STATED PROBLEM =
Give only a count of the lines that include the string "JSON".
________________
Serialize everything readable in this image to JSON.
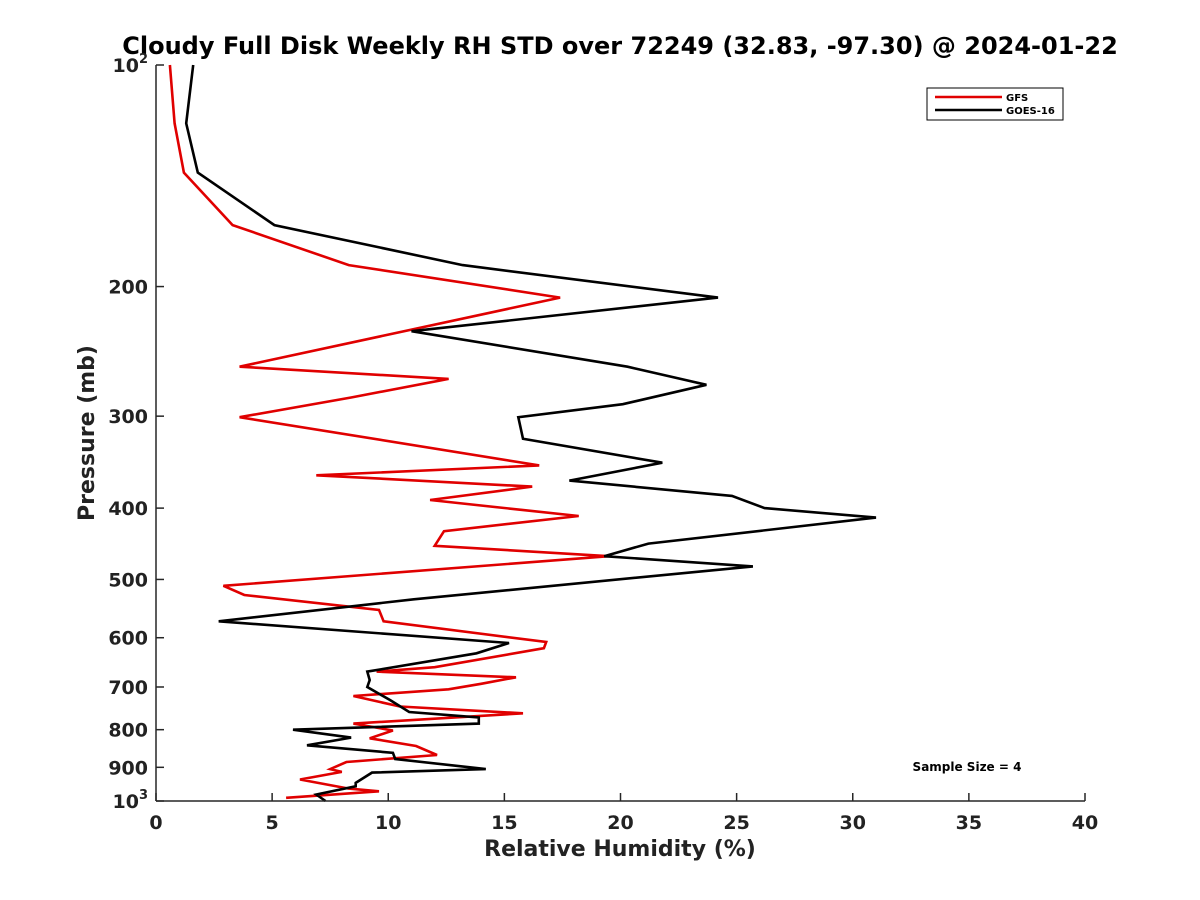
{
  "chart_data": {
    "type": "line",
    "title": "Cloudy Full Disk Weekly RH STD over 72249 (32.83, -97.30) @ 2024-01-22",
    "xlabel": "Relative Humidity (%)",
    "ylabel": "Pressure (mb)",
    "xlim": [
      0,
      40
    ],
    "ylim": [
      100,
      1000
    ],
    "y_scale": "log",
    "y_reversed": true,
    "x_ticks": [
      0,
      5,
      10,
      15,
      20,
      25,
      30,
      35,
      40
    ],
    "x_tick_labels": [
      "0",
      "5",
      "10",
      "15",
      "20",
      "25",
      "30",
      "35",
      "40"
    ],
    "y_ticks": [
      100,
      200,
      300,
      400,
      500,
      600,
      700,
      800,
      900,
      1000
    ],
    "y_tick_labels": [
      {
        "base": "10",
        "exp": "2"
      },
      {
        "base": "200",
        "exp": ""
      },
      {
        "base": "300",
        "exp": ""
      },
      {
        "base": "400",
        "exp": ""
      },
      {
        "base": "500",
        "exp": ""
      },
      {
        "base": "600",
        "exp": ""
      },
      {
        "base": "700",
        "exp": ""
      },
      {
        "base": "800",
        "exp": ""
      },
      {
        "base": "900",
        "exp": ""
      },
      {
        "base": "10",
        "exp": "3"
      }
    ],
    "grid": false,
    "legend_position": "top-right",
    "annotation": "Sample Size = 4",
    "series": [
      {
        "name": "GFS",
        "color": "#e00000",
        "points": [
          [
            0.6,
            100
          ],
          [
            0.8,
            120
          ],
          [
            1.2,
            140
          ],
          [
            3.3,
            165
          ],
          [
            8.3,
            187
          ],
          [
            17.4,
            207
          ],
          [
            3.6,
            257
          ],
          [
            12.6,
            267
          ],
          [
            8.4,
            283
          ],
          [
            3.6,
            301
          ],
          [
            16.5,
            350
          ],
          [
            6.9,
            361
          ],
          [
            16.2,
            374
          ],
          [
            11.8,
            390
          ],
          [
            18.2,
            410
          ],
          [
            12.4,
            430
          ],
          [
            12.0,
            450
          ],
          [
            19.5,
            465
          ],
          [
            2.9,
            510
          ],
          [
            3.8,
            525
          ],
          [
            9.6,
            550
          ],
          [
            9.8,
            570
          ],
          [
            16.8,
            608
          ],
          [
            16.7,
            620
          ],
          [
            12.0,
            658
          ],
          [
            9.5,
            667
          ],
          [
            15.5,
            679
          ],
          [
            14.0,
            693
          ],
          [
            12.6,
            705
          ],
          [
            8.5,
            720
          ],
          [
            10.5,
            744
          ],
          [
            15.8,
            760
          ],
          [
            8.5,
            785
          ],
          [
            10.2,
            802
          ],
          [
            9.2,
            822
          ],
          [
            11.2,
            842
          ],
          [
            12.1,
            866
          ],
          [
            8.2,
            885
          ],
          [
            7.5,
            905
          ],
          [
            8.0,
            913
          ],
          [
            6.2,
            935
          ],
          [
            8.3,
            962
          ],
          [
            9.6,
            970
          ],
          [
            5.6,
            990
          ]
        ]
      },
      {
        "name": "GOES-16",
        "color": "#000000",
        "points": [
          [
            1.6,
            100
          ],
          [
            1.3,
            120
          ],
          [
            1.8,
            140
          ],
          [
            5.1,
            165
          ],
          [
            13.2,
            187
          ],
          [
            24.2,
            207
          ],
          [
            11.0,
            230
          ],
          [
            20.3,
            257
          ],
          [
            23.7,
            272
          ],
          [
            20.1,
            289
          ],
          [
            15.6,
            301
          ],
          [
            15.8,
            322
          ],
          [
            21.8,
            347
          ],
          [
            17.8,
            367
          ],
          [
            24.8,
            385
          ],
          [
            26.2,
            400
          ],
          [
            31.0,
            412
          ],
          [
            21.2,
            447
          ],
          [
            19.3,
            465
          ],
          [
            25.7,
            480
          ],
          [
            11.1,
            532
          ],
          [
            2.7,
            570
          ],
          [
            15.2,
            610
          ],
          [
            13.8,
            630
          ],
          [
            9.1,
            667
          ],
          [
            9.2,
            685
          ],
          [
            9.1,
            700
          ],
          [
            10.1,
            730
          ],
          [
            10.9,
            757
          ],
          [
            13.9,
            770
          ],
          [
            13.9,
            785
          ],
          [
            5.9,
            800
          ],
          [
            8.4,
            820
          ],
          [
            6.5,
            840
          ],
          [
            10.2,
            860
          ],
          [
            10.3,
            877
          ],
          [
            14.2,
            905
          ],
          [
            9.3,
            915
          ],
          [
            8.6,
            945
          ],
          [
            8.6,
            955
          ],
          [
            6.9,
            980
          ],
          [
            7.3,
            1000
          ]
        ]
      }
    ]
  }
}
________________
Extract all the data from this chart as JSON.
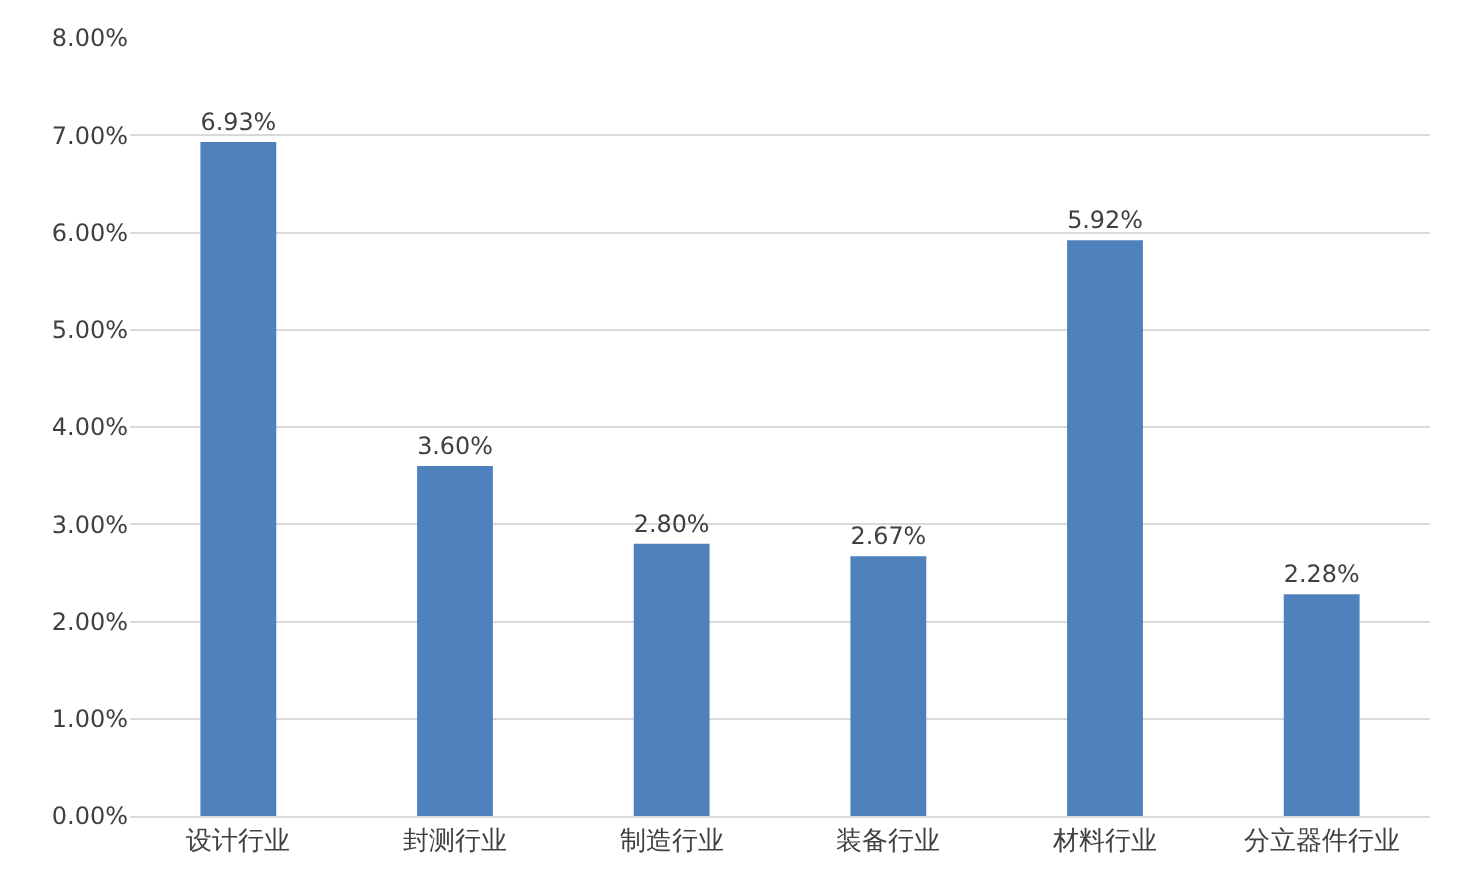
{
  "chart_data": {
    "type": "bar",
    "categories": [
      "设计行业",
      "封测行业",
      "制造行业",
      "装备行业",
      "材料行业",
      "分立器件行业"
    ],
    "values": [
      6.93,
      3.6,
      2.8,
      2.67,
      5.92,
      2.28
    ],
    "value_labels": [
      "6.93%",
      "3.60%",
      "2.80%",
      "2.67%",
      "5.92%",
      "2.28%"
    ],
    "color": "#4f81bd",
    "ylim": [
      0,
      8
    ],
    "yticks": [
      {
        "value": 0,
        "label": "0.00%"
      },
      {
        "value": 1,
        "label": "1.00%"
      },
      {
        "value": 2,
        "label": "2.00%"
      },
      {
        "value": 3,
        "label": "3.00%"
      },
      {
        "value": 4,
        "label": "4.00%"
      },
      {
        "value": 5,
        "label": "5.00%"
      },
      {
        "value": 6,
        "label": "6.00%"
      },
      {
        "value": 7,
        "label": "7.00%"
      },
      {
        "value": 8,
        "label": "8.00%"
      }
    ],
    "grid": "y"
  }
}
________________
ANSWER FOR THE TASK =
2